### RECORDS SHOWN

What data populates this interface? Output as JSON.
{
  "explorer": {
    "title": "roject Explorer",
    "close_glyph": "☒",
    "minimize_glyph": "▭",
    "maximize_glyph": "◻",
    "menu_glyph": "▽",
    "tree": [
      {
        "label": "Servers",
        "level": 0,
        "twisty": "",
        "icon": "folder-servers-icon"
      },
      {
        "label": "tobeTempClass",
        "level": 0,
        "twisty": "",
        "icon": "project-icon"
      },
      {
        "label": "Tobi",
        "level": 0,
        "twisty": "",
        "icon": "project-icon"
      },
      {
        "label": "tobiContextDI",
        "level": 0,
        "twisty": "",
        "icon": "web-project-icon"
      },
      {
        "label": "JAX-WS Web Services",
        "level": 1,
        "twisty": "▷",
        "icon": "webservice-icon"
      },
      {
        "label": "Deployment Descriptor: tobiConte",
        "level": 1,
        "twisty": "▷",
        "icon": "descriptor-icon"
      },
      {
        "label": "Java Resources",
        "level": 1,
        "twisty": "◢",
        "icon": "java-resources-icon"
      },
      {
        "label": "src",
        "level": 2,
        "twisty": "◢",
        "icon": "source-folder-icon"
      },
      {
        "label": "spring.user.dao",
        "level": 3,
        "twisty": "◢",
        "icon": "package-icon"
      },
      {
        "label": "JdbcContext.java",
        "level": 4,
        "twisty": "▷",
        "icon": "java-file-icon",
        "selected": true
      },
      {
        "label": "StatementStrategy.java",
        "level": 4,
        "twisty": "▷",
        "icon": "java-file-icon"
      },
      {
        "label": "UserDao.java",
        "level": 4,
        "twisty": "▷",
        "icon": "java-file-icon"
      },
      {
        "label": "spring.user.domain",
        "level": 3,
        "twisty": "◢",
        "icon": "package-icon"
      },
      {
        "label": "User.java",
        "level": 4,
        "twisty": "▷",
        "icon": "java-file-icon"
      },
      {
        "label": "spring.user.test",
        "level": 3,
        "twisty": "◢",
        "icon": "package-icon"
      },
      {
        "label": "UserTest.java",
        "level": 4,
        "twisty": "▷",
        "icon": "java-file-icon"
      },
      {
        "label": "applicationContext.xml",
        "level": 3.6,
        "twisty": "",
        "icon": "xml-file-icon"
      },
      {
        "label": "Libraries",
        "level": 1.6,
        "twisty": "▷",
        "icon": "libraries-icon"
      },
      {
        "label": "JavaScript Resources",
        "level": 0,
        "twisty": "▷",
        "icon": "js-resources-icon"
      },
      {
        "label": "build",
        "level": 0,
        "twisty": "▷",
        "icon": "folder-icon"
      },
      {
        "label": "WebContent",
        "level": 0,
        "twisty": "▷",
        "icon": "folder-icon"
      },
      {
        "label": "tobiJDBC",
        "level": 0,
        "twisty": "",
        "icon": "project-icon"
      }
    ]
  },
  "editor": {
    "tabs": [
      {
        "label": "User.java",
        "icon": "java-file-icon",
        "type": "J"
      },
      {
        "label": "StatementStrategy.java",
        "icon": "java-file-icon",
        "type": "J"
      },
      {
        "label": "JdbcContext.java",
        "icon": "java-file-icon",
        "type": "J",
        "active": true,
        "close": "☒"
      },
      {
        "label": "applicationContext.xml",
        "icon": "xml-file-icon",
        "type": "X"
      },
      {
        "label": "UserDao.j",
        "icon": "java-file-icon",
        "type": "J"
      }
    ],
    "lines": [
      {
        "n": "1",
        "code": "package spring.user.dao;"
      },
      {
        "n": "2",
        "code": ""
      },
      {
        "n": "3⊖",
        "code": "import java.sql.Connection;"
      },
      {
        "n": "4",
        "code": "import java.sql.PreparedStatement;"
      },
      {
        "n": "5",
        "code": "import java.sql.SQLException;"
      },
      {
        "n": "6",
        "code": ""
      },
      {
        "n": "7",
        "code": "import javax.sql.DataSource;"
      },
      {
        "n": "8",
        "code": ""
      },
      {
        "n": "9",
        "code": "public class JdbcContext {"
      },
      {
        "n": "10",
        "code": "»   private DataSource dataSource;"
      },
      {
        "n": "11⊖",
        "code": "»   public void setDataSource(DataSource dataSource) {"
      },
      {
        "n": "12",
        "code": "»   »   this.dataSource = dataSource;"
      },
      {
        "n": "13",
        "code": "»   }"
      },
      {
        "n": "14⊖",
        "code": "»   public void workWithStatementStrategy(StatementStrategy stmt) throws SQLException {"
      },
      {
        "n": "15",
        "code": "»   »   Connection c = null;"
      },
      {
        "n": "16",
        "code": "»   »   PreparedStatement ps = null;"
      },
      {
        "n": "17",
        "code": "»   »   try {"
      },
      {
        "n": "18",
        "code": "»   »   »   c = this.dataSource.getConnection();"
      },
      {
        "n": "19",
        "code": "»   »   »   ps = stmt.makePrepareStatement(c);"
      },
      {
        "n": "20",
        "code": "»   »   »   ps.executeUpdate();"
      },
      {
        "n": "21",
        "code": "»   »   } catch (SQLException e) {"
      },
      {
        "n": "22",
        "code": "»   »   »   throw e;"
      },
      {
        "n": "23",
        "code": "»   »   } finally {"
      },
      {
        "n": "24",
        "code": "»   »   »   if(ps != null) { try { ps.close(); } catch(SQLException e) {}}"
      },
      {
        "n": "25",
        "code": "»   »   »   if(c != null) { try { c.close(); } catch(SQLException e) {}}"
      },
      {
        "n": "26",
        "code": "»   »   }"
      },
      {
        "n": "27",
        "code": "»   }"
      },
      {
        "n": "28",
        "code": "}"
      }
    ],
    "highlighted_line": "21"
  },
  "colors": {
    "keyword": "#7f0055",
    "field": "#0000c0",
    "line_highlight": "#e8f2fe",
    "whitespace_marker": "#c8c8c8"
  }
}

######

▸ **GOAL**
Take the lines above and retype all of them exactly.

▸ **WRITTEN SOLUTION**
What data populates this interface? Output as JSON.
{
  "explorer": {
    "title": "roject Explorer",
    "close_glyph": "☒",
    "minimize_glyph": "▭",
    "maximize_glyph": "◻",
    "menu_glyph": "▽",
    "tree": [
      {
        "label": "Servers",
        "level": 0,
        "twisty": "",
        "icon": "folder-servers-icon"
      },
      {
        "label": "tobeTempClass",
        "level": 0,
        "twisty": "",
        "icon": "project-icon"
      },
      {
        "label": "Tobi",
        "level": 0,
        "twisty": "",
        "icon": "project-icon"
      },
      {
        "label": "tobiContextDI",
        "level": 0,
        "twisty": "",
        "icon": "web-project-icon"
      },
      {
        "label": "JAX-WS Web Services",
        "level": 1,
        "twisty": "▷",
        "icon": "webservice-icon"
      },
      {
        "label": "Deployment Descriptor: tobiConte",
        "level": 1,
        "twisty": "▷",
        "icon": "descriptor-icon"
      },
      {
        "label": "Java Resources",
        "level": 1,
        "twisty": "◢",
        "icon": "java-resources-icon"
      },
      {
        "label": "src",
        "level": 2,
        "twisty": "◢",
        "icon": "source-folder-icon"
      },
      {
        "label": "spring.user.dao",
        "level": 3,
        "twisty": "◢",
        "icon": "package-icon"
      },
      {
        "label": "JdbcContext.java",
        "level": 4,
        "twisty": "▷",
        "icon": "java-file-icon",
        "selected": true
      },
      {
        "label": "StatementStrategy.java",
        "level": 4,
        "twisty": "▷",
        "icon": "java-file-icon"
      },
      {
        "label": "UserDao.java",
        "level": 4,
        "twisty": "▷",
        "icon": "java-file-icon"
      },
      {
        "label": "spring.user.domain",
        "level": 3,
        "twisty": "◢",
        "icon": "package-icon"
      },
      {
        "label": "User.java",
        "level": 4,
        "twisty": "▷",
        "icon": "java-file-icon"
      },
      {
        "label": "spring.user.test",
        "level": 3,
        "twisty": "◢",
        "icon": "package-icon"
      },
      {
        "label": "UserTest.java",
        "level": 4,
        "twisty": "▷",
        "icon": "java-file-icon"
      },
      {
        "label": "applicationContext.xml",
        "level": 3.6,
        "twisty": "",
        "icon": "xml-file-icon"
      },
      {
        "label": "Libraries",
        "level": 1.6,
        "twisty": "▷",
        "icon": "libraries-icon"
      },
      {
        "label": "JavaScript Resources",
        "level": 0,
        "twisty": "▷",
        "icon": "js-resources-icon"
      },
      {
        "label": "build",
        "level": 0,
        "twisty": "▷",
        "icon": "folder-icon"
      },
      {
        "label": "WebContent",
        "level": 0,
        "twisty": "▷",
        "icon": "folder-icon"
      },
      {
        "label": "tobiJDBC",
        "level": 0,
        "twisty": "",
        "icon": "project-icon"
      }
    ]
  },
  "editor": {
    "tabs": [
      {
        "label": "User.java",
        "icon": "java-file-icon",
        "type": "J"
      },
      {
        "label": "StatementStrategy.java",
        "icon": "java-file-icon",
        "type": "J"
      },
      {
        "label": "JdbcContext.java",
        "icon": "java-file-icon",
        "type": "J",
        "active": true,
        "close": "☒"
      },
      {
        "label": "applicationContext.xml",
        "icon": "xml-file-icon",
        "type": "X"
      },
      {
        "label": "UserDao.j",
        "icon": "java-file-icon",
        "type": "J"
      }
    ],
    "lines": [
      {
        "n": "1",
        "code": "package spring.user.dao;"
      },
      {
        "n": "2",
        "code": ""
      },
      {
        "n": "3⊖",
        "code": "import java.sql.Connection;"
      },
      {
        "n": "4",
        "code": "import java.sql.PreparedStatement;"
      },
      {
        "n": "5",
        "code": "import java.sql.SQLException;"
      },
      {
        "n": "6",
        "code": ""
      },
      {
        "n": "7",
        "code": "import javax.sql.DataSource;"
      },
      {
        "n": "8",
        "code": ""
      },
      {
        "n": "9",
        "code": "public class JdbcContext {"
      },
      {
        "n": "10",
        "code": "»   private DataSource dataSource;"
      },
      {
        "n": "11⊖",
        "code": "»   public void setDataSource(DataSource dataSource) {"
      },
      {
        "n": "12",
        "code": "»   »   this.dataSource = dataSource;"
      },
      {
        "n": "13",
        "code": "»   }"
      },
      {
        "n": "14⊖",
        "code": "»   public void workWithStatementStrategy(StatementStrategy stmt) throws SQLException {"
      },
      {
        "n": "15",
        "code": "»   »   Connection c = null;"
      },
      {
        "n": "16",
        "code": "»   »   PreparedStatement ps = null;"
      },
      {
        "n": "17",
        "code": "»   »   try {"
      },
      {
        "n": "18",
        "code": "»   »   »   c = this.dataSource.getConnection();"
      },
      {
        "n": "19",
        "code": "»   »   »   ps = stmt.makePrepareStatement(c);"
      },
      {
        "n": "20",
        "code": "»   »   »   ps.executeUpdate();"
      },
      {
        "n": "21",
        "code": "»   »   } catch (SQLException e) {"
      },
      {
        "n": "22",
        "code": "»   »   »   throw e;"
      },
      {
        "n": "23",
        "code": "»   »   } finally {"
      },
      {
        "n": "24",
        "code": "»   »   »   if(ps != null) { try { ps.close(); } catch(SQLException e) {}}"
      },
      {
        "n": "25",
        "code": "»   »   »   if(c != null) { try { c.close(); } catch(SQLException e) {}}"
      },
      {
        "n": "26",
        "code": "»   »   }"
      },
      {
        "n": "27",
        "code": "»   }"
      },
      {
        "n": "28",
        "code": "}"
      }
    ],
    "highlighted_line": "21"
  },
  "colors": {
    "keyword": "#7f0055",
    "field": "#0000c0",
    "line_highlight": "#e8f2fe",
    "whitespace_marker": "#c8c8c8"
  }
}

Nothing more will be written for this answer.